-- DATASET ROWS start --

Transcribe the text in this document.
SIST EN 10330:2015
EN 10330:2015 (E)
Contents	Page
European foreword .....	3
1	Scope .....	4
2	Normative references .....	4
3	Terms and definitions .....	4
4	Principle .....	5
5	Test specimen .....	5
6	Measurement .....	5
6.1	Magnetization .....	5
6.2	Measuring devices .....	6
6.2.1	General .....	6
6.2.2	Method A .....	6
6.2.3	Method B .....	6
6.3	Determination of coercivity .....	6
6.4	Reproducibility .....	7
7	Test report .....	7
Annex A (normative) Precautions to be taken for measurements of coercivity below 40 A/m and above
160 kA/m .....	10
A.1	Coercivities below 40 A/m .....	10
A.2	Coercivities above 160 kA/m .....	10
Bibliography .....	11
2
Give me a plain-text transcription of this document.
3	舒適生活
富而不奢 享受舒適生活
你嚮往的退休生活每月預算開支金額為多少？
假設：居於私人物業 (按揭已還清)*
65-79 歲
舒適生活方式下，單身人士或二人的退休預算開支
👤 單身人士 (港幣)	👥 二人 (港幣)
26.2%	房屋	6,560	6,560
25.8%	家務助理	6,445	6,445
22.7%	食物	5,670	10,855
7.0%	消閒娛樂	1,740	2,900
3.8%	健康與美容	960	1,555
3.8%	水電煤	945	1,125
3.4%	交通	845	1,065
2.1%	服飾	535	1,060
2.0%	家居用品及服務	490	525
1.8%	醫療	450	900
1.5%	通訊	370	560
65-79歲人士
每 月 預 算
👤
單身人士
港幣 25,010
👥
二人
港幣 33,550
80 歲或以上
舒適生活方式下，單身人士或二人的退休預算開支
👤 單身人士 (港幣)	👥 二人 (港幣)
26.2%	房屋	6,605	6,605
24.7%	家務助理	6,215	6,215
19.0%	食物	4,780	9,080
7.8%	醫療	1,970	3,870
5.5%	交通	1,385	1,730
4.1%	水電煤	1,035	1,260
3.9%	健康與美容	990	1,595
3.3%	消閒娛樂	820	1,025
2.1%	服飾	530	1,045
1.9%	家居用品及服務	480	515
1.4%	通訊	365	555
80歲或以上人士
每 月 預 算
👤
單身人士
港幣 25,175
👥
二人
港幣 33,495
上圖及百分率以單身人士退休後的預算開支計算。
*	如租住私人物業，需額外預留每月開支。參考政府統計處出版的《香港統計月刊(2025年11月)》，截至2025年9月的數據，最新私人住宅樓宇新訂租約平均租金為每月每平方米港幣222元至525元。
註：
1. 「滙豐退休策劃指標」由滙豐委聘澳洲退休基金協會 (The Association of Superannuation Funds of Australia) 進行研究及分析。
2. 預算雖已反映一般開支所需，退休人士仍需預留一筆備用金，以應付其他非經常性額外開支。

-- DATASET ROWS end --

◆ PROBLEM REQUIREMENTS: What is the number of lines in the data above that include the word "家務助理"? Answer with that number only.

◆ RESPONSE FOR THIS EXERCISE: 2